TASK BRIEF:
In the listing that follows, count the lines holding the word "right" and report only that number.

RAW RECORDS:

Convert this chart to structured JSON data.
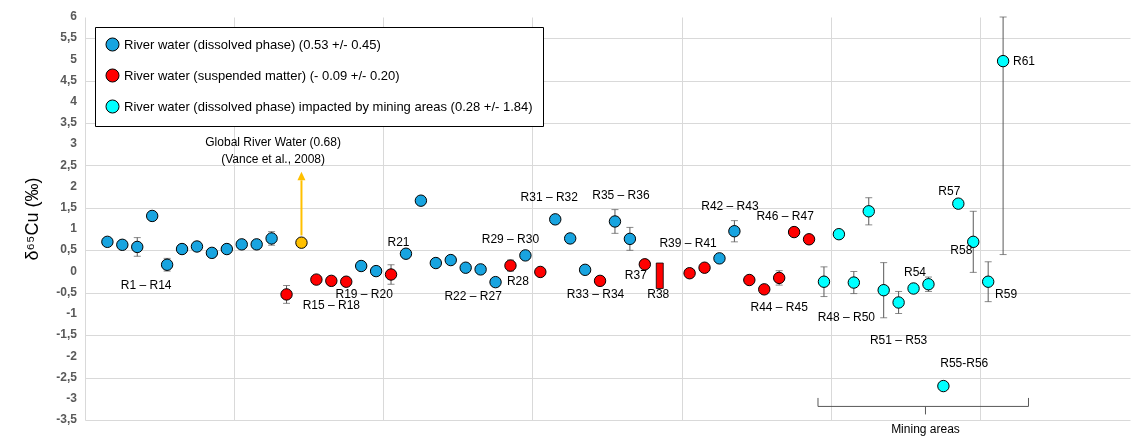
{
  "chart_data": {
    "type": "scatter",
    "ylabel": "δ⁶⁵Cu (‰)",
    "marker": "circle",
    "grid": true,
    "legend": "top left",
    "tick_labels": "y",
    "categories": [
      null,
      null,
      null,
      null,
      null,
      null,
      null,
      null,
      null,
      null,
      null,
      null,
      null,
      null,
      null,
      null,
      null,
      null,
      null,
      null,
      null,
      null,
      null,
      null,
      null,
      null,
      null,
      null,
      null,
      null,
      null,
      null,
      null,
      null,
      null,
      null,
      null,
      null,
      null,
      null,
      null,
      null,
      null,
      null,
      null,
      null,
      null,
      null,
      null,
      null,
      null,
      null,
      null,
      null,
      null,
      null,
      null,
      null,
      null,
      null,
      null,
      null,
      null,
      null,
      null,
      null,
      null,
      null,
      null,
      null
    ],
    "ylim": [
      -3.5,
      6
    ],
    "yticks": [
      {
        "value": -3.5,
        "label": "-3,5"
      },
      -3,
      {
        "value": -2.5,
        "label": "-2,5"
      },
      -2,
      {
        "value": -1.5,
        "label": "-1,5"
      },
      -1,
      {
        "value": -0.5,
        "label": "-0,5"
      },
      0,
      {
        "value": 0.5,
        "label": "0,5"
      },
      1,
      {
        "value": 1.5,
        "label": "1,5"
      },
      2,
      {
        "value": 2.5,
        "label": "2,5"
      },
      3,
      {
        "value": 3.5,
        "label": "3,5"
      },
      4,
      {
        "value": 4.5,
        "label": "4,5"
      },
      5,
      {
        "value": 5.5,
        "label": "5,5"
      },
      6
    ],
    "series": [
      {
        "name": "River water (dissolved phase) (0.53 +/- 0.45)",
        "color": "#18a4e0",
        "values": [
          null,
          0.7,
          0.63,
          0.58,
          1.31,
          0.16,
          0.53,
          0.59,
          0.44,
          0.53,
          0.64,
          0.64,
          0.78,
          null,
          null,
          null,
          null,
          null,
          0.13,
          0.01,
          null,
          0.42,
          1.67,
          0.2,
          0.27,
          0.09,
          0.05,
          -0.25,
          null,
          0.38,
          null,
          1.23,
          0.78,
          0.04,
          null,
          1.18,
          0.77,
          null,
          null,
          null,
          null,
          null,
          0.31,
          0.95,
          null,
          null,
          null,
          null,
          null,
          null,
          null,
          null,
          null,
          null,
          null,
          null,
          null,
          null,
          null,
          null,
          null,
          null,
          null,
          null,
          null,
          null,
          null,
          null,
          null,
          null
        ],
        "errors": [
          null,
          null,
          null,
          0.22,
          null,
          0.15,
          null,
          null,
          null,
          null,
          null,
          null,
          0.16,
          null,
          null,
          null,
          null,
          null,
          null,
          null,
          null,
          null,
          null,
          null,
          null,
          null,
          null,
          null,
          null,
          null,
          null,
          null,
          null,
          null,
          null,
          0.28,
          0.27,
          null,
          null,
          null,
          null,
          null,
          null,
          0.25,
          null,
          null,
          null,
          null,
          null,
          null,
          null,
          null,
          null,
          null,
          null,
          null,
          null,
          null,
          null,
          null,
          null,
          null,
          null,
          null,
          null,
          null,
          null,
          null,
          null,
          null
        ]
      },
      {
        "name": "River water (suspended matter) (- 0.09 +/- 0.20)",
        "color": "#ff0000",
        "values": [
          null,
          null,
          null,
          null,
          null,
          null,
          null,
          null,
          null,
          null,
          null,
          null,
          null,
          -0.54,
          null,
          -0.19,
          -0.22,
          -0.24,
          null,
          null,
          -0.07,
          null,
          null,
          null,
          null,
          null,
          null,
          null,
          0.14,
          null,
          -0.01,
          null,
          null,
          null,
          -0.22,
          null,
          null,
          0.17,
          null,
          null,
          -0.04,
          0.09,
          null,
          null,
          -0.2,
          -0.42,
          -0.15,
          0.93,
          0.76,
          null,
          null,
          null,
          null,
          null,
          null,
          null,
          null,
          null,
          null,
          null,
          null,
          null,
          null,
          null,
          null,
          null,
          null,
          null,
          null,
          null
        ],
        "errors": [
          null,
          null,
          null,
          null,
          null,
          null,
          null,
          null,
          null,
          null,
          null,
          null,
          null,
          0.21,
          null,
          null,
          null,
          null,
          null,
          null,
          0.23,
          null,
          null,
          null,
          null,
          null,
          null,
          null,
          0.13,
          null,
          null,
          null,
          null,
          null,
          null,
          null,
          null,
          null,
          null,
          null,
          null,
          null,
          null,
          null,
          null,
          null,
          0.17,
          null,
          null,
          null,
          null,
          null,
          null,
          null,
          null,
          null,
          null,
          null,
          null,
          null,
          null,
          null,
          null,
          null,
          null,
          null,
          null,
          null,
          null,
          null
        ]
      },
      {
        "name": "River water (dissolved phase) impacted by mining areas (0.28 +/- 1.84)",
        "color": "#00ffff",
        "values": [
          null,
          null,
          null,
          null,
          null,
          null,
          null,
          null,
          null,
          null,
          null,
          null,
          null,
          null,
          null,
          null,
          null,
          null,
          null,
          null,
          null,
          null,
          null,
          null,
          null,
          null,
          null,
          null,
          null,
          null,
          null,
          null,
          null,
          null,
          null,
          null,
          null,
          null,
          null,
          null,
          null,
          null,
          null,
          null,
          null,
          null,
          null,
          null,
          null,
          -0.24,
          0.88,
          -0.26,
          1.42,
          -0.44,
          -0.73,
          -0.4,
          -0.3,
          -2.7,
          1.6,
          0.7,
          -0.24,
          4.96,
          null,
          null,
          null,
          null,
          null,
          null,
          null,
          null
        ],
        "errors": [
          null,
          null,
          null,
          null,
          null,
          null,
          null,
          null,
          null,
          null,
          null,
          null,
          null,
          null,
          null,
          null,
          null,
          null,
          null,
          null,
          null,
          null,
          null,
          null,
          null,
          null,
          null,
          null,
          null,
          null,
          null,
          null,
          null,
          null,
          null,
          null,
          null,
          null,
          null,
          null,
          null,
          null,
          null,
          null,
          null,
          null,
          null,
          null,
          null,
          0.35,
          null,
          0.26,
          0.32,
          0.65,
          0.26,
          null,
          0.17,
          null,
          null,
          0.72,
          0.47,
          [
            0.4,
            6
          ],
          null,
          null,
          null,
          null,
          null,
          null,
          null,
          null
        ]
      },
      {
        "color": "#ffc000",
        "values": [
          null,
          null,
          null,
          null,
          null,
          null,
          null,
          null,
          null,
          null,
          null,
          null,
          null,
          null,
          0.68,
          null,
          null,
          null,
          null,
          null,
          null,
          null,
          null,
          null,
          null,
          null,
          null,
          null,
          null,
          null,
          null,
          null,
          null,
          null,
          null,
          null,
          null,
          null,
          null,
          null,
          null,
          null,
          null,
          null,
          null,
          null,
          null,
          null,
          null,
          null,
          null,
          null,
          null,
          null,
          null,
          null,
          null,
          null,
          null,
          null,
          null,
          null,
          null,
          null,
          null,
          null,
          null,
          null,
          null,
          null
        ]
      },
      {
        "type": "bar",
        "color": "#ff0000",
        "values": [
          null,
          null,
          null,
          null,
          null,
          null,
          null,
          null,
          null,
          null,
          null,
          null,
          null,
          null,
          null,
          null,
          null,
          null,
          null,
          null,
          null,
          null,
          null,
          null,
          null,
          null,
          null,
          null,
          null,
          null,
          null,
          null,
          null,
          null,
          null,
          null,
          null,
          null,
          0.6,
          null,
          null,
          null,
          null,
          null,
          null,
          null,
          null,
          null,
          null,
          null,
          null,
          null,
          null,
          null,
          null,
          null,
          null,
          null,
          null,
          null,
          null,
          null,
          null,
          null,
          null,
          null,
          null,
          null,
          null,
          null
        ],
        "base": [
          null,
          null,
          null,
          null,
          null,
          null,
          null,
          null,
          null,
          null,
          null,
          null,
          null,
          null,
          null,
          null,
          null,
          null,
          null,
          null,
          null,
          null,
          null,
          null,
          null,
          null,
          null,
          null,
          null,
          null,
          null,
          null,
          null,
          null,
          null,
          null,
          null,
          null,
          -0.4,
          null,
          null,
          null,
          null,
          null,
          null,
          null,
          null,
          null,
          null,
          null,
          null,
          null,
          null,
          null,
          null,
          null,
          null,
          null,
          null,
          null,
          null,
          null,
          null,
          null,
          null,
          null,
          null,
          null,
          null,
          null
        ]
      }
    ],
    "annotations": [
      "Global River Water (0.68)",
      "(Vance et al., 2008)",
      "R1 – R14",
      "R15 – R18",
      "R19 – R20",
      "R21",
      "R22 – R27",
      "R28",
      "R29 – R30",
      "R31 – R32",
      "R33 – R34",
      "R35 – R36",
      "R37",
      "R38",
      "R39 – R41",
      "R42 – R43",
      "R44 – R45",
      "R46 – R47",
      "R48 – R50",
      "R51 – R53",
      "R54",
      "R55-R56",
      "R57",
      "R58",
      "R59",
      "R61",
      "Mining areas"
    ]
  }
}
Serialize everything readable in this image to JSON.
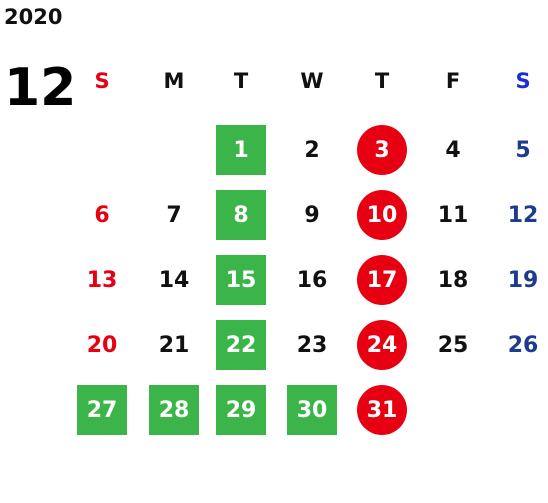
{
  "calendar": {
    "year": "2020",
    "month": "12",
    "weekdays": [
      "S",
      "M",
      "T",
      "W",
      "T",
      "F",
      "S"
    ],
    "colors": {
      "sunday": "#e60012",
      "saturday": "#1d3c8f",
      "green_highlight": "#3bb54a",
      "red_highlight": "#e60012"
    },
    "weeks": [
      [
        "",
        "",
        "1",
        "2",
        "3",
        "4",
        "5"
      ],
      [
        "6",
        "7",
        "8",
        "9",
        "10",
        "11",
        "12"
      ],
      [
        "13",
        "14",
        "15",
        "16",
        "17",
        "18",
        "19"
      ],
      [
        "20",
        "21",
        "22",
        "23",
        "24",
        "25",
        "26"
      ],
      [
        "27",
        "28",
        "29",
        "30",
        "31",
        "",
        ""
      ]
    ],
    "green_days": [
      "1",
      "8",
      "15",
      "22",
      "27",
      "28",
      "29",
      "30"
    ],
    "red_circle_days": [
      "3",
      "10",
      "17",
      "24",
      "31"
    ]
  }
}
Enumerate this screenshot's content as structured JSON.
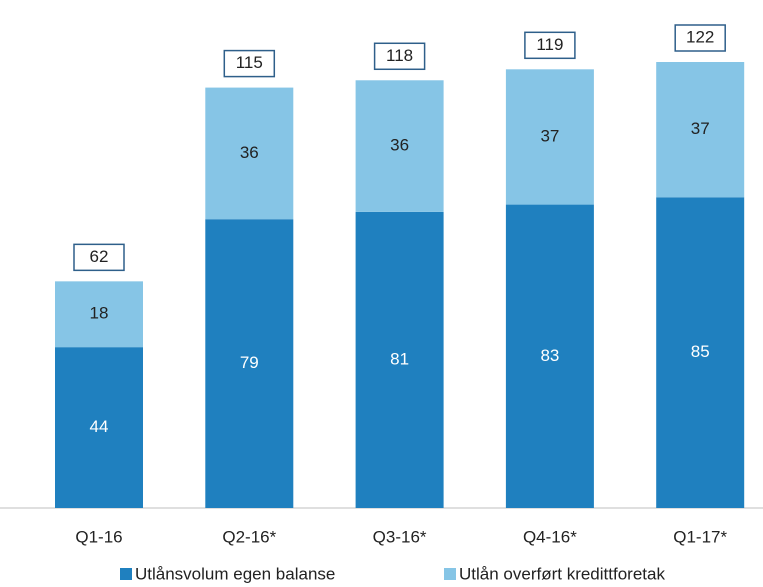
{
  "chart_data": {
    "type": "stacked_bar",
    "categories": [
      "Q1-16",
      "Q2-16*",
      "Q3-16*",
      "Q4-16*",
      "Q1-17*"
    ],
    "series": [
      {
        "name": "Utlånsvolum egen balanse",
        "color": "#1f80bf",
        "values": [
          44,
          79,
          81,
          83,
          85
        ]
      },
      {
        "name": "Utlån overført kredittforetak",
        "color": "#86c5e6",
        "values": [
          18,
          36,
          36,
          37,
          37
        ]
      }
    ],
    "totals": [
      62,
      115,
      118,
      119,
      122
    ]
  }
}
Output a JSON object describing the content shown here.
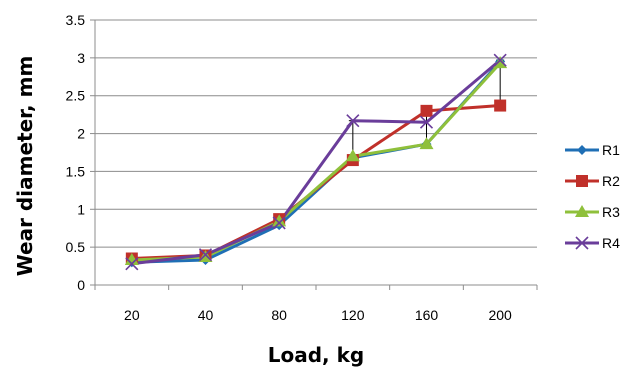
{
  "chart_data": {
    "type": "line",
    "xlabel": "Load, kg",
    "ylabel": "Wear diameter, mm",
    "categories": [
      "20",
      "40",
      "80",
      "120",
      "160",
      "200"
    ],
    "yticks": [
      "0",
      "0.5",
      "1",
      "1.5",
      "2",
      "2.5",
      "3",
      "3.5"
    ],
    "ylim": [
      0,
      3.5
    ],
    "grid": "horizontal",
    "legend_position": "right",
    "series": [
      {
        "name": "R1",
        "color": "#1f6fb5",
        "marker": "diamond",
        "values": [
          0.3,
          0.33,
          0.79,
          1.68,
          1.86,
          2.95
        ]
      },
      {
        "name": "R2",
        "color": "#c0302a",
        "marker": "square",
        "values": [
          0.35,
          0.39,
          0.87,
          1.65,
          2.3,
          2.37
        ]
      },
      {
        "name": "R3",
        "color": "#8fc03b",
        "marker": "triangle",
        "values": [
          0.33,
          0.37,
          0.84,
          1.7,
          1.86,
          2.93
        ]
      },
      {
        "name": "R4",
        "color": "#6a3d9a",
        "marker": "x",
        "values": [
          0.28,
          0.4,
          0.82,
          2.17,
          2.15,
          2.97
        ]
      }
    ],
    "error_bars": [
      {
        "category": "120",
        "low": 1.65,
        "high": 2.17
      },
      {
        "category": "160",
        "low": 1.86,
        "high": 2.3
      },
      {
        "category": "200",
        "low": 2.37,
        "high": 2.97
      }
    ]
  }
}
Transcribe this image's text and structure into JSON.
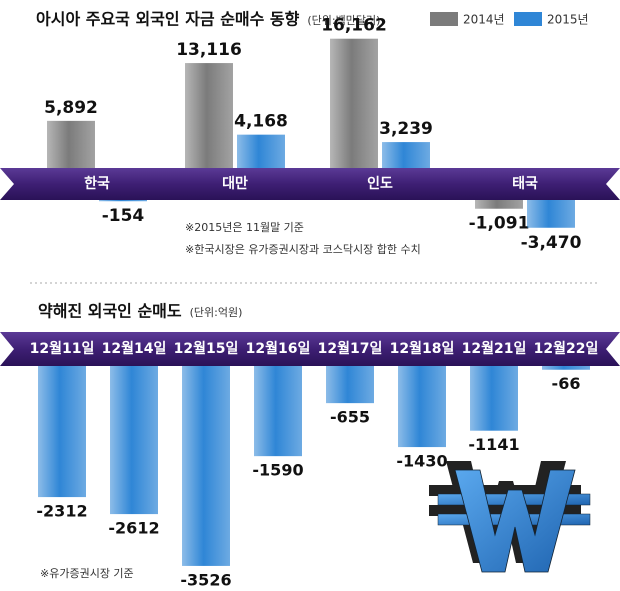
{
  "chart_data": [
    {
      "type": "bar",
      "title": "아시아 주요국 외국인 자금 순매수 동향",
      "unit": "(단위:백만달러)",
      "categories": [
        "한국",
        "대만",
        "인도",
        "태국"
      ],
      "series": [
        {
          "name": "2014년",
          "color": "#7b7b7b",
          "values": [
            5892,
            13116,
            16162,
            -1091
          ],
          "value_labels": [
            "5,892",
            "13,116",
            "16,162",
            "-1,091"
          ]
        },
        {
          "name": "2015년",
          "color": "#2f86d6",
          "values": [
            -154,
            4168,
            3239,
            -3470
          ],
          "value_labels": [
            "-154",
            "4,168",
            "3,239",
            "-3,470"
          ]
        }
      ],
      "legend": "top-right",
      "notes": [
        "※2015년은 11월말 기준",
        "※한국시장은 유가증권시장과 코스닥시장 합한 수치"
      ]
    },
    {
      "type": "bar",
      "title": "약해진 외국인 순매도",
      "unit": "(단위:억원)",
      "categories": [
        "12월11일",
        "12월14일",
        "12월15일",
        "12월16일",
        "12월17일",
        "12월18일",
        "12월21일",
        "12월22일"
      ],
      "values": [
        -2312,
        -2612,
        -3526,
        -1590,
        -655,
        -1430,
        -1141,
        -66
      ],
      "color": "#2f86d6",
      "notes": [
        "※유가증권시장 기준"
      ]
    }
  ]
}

FULL OUTPUT:
2